The exercise -
Print each of the entries exactly, leaving nothing out.

[Stored data entries]
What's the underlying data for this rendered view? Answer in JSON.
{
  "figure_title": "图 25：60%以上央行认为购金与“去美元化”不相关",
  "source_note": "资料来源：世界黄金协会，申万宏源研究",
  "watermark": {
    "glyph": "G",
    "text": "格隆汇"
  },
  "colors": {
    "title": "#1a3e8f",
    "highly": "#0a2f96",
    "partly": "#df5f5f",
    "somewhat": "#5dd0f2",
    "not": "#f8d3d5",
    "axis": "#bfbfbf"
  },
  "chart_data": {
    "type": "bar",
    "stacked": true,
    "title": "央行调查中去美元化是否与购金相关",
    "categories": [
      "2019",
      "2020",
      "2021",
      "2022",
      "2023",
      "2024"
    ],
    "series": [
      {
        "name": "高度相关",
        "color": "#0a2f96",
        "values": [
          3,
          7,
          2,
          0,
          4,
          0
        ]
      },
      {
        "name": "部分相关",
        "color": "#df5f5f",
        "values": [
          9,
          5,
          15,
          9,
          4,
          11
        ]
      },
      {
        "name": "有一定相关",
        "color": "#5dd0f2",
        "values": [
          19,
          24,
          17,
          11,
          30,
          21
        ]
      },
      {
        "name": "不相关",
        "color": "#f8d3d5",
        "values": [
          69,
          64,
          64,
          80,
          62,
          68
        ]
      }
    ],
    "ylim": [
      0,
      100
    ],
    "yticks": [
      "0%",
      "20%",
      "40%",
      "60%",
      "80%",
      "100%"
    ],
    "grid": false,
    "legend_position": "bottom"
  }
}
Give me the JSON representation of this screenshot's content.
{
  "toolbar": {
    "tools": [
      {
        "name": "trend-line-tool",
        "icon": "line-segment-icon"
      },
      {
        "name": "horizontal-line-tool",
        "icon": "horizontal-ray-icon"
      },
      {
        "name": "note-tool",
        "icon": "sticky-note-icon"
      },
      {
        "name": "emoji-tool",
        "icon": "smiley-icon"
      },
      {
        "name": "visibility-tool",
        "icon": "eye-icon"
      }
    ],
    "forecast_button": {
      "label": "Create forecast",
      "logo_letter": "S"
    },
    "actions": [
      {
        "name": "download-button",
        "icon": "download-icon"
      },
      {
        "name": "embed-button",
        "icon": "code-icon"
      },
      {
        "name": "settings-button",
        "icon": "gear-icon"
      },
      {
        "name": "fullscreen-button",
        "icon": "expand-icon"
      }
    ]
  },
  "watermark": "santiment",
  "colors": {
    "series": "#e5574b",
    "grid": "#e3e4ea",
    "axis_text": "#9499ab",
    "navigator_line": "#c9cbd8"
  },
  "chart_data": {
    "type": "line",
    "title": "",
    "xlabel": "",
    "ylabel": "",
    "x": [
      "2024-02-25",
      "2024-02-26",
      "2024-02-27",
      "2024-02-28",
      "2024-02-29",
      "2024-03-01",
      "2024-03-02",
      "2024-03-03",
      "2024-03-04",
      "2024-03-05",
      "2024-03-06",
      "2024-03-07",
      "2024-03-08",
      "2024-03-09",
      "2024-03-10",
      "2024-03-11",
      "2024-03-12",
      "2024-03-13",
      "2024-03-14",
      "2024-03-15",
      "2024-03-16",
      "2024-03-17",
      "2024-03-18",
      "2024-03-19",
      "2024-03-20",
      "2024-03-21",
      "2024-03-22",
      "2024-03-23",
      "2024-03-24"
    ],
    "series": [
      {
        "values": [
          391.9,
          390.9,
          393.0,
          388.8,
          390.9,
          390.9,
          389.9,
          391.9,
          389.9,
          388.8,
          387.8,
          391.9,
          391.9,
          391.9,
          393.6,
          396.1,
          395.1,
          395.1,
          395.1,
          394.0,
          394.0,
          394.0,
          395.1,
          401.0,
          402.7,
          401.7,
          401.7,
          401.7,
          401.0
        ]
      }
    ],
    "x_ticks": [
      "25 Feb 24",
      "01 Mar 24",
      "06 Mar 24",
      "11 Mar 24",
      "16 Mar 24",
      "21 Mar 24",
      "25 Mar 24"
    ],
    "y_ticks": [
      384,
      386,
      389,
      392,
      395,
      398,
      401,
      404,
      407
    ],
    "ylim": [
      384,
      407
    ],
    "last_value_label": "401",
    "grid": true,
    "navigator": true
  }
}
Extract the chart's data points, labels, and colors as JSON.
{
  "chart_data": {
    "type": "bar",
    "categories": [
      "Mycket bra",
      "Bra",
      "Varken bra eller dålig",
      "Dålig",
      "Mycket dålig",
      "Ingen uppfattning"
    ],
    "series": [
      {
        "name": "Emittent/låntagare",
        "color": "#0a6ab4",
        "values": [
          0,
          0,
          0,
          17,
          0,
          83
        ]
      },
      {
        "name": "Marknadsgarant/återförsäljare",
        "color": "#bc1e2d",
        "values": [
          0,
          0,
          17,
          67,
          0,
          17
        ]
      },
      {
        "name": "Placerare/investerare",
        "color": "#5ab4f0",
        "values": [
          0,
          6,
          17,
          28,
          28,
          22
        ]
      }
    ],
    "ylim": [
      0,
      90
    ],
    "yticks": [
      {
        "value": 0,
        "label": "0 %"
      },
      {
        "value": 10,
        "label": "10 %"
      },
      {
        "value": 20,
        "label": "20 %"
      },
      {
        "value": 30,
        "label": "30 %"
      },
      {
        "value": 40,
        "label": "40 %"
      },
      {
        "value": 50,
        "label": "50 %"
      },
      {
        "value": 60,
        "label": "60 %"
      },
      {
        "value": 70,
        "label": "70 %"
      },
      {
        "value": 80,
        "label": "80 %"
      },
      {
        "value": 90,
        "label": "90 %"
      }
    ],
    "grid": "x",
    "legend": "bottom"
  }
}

Solved problem -
What's the underlying data for this rendered view? Answer in JSON.
{
  "figure_title": "图 25：60%以上央行认为购金与“去美元化”不相关",
  "source_note": "资料来源：世界黄金协会，申万宏源研究",
  "watermark": {
    "glyph": "G",
    "text": "格隆汇"
  },
  "colors": {
    "title": "#1a3e8f",
    "highly": "#0a2f96",
    "partly": "#df5f5f",
    "somewhat": "#5dd0f2",
    "not": "#f8d3d5",
    "axis": "#bfbfbf"
  },
  "chart_data": {
    "type": "bar",
    "stacked": true,
    "title": "央行调查中去美元化是否与购金相关",
    "categories": [
      "2019",
      "2020",
      "2021",
      "2022",
      "2023",
      "2024"
    ],
    "series": [
      {
        "name": "高度相关",
        "color": "#0a2f96",
        "values": [
          3,
          7,
          2,
          0,
          4,
          0
        ]
      },
      {
        "name": "部分相关",
        "color": "#df5f5f",
        "values": [
          9,
          5,
          15,
          9,
          4,
          11
        ]
      },
      {
        "name": "有一定相关",
        "color": "#5dd0f2",
        "values": [
          19,
          24,
          17,
          11,
          30,
          21
        ]
      },
      {
        "name": "不相关",
        "color": "#f8d3d5",
        "values": [
          69,
          64,
          64,
          80,
          62,
          68
        ]
      }
    ],
    "ylim": [
      0,
      100
    ],
    "yticks": [
      "0%",
      "20%",
      "40%",
      "60%",
      "80%",
      "100%"
    ],
    "grid": false,
    "legend_position": "bottom"
  }
}
Give me the JSON representation of this screenshot's content.
{
  "toolbar": {
    "tools": [
      {
        "name": "trend-line-tool",
        "icon": "line-segment-icon"
      },
      {
        "name": "horizontal-line-tool",
        "icon": "horizontal-ray-icon"
      },
      {
        "name": "note-tool",
        "icon": "sticky-note-icon"
      },
      {
        "name": "emoji-tool",
        "icon": "smiley-icon"
      },
      {
        "name": "visibility-tool",
        "icon": "eye-icon"
      }
    ],
    "forecast_button": {
      "label": "Create forecast",
      "logo_letter": "S"
    },
    "actions": [
      {
        "name": "download-button",
        "icon": "download-icon"
      },
      {
        "name": "embed-button",
        "icon": "code-icon"
      },
      {
        "name": "settings-button",
        "icon": "gear-icon"
      },
      {
        "name": "fullscreen-button",
        "icon": "expand-icon"
      }
    ]
  },
  "watermark": "santiment",
  "colors": {
    "series": "#e5574b",
    "grid": "#e3e4ea",
    "axis_text": "#9499ab",
    "navigator_line": "#c9cbd8"
  },
  "chart_data": {
    "type": "line",
    "title": "",
    "xlabel": "",
    "ylabel": "",
    "x": [
      "2024-02-25",
      "2024-02-26",
      "2024-02-27",
      "2024-02-28",
      "2024-02-29",
      "2024-03-01",
      "2024-03-02",
      "2024-03-03",
      "2024-03-04",
      "2024-03-05",
      "2024-03-06",
      "2024-03-07",
      "2024-03-08",
      "2024-03-09",
      "2024-03-10",
      "2024-03-11",
      "2024-03-12",
      "2024-03-13",
      "2024-03-14",
      "2024-03-15",
      "2024-03-16",
      "2024-03-17",
      "2024-03-18",
      "2024-03-19",
      "2024-03-20",
      "2024-03-21",
      "2024-03-22",
      "2024-03-23",
      "2024-03-24"
    ],
    "series": [
      {
        "values": [
          391.9,
          390.9,
          393.0,
          388.8,
          390.9,
          390.9,
          389.9,
          391.9,
          389.9,
          388.8,
          387.8,
          391.9,
          391.9,
          391.9,
          393.6,
          396.1,
          395.1,
          395.1,
          395.1,
          394.0,
          394.0,
          394.0,
          395.1,
          401.0,
          402.7,
          401.7,
          401.7,
          401.7,
          401.0
        ]
      }
    ],
    "x_ticks": [
      "25 Feb 24",
      "01 Mar 24",
      "06 Mar 24",
      "11 Mar 24",
      "16 Mar 24",
      "21 Mar 24",
      "25 Mar 24"
    ],
    "y_ticks": [
      384,
      386,
      389,
      392,
      395,
      398,
      401,
      404,
      407
    ],
    "ylim": [
      384,
      407
    ],
    "last_value_label": "401",
    "grid": true,
    "navigator": true
  }
}
Extract the chart's data points, labels, and colors as JSON.
{
  "chart_data": {
    "type": "bar",
    "categories": [
      "Mycket bra",
      "Bra",
      "Varken bra eller dålig",
      "Dålig",
      "Mycket dålig",
      "Ingen uppfattning"
    ],
    "series": [
      {
        "name": "Emittent/låntagare",
        "color": "#0a6ab4",
        "values": [
          0,
          0,
          0,
          17,
          0,
          83
        ]
      },
      {
        "name": "Marknadsgarant/återförsäljare",
        "color": "#bc1e2d",
        "values": [
          0,
          0,
          17,
          67,
          0,
          17
        ]
      },
      {
        "name": "Placerare/investerare",
        "color": "#5ab4f0",
        "values": [
          0,
          6,
          17,
          28,
          28,
          22
        ]
      }
    ],
    "ylim": [
      0,
      90
    ],
    "yticks": [
      {
        "value": 0,
        "label": "0 %"
      },
      {
        "value": 10,
        "label": "10 %"
      },
      {
        "value": 20,
        "label": "20 %"
      },
      {
        "value": 30,
        "label": "30 %"
      },
      {
        "value": 40,
        "label": "40 %"
      },
      {
        "value": 50,
        "label": "50 %"
      },
      {
        "value": 60,
        "label": "60 %"
      },
      {
        "value": 70,
        "label": "70 %"
      },
      {
        "value": 80,
        "label": "80 %"
      },
      {
        "value": 90,
        "label": "90 %"
      }
    ],
    "grid": "x",
    "legend": "bottom"
  }
}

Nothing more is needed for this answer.